--- start GIVEN RECORDS ---
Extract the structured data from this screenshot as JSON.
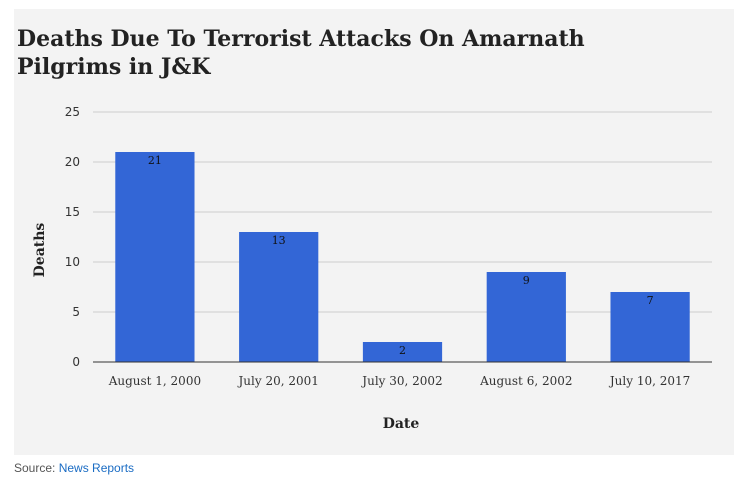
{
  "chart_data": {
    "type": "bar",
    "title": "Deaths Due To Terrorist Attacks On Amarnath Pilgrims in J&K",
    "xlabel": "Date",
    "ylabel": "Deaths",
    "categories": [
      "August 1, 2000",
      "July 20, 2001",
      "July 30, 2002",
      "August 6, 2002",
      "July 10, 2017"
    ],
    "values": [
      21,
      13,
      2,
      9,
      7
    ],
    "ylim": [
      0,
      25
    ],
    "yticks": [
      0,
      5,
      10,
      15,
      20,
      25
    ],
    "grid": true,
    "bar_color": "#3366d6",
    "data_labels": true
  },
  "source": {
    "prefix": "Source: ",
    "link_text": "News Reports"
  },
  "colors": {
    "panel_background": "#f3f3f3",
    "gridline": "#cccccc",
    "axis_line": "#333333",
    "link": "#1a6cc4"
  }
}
--- end GIVEN RECORDS ---
--- start GIVEN RECORDS ---
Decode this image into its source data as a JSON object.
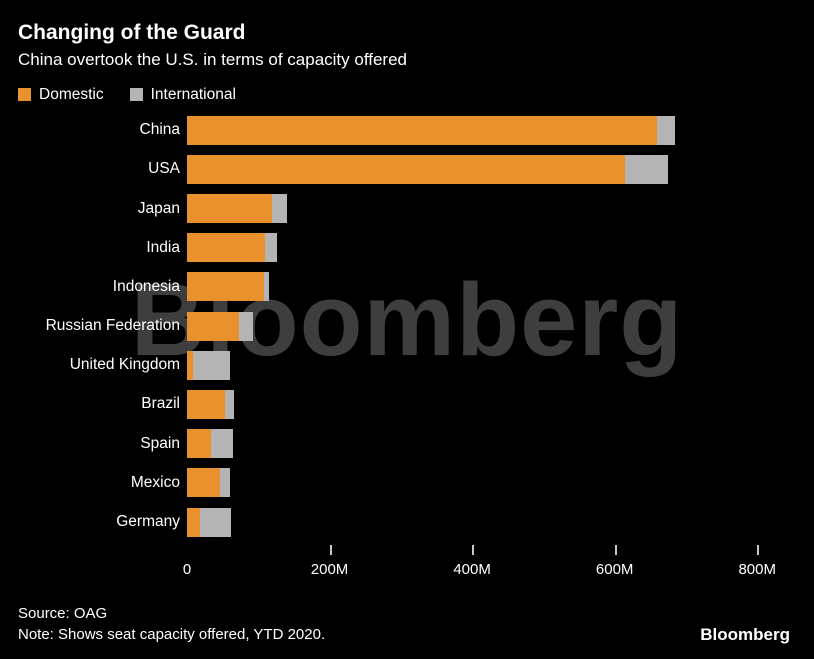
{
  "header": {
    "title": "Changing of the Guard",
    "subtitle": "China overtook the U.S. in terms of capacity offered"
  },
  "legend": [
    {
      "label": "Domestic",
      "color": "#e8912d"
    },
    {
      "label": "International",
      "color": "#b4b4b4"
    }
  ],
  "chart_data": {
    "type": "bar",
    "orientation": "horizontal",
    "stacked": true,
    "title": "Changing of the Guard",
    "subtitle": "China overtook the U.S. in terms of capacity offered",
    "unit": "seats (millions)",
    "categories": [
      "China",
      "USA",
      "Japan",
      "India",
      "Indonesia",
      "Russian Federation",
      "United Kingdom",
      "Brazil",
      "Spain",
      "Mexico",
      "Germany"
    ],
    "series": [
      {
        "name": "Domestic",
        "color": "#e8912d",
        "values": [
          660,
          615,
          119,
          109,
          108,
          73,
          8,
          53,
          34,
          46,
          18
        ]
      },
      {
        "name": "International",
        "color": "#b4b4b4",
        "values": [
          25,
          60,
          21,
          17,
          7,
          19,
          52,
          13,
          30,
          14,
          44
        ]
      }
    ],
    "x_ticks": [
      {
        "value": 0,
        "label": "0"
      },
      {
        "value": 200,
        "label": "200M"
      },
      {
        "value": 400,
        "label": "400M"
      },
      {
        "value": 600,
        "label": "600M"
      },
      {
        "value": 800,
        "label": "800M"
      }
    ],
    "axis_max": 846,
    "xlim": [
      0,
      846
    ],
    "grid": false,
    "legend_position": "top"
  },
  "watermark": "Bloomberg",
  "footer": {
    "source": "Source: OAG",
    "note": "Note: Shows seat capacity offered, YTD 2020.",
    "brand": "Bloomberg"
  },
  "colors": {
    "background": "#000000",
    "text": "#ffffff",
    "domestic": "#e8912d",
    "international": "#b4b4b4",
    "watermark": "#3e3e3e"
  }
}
--- end GIVEN RECORDS ---
--- start GIVEN RECORDS ---
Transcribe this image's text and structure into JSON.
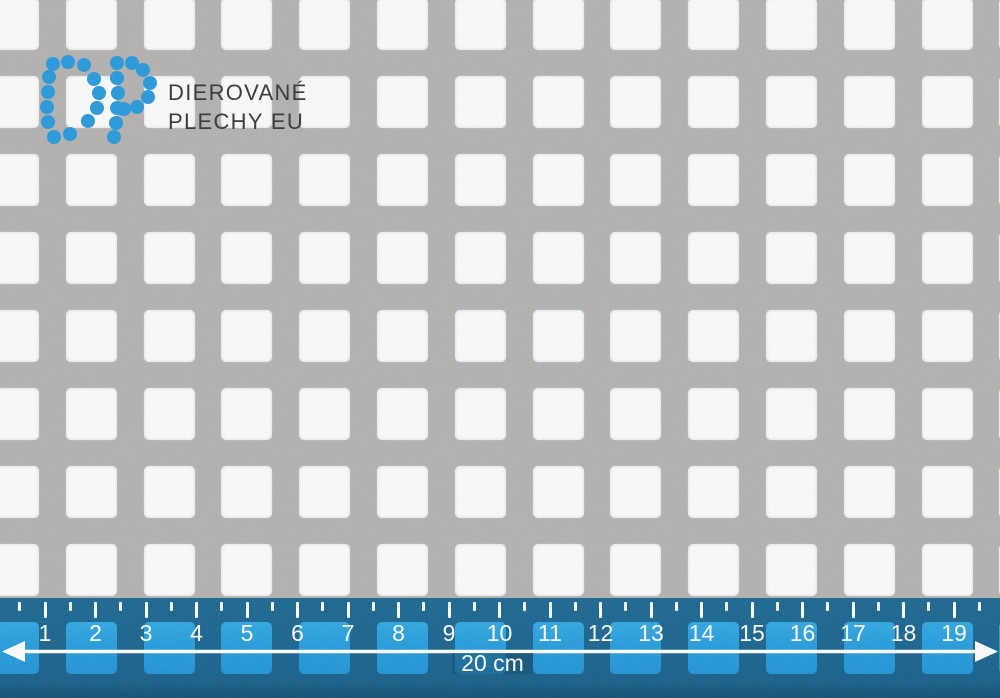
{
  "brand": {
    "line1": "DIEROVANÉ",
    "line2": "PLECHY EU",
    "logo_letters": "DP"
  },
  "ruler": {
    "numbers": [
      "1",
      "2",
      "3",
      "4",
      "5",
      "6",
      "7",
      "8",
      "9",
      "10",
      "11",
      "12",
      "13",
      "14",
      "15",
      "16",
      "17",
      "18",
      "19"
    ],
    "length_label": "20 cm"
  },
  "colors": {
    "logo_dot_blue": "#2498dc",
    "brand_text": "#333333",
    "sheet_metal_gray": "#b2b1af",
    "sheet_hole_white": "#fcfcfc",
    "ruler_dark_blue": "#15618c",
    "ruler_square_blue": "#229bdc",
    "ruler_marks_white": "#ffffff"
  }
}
--- end GIVEN RECORDS ---
TASK PROMPT: Gather each line from the entries above that includes the word "this".

EXERCISE SOLUTION:
Extract the structured data from this screenshot as JSON.
Decode this image into its source data as a JSON object.
Transcribe this image's text and structure into JSON.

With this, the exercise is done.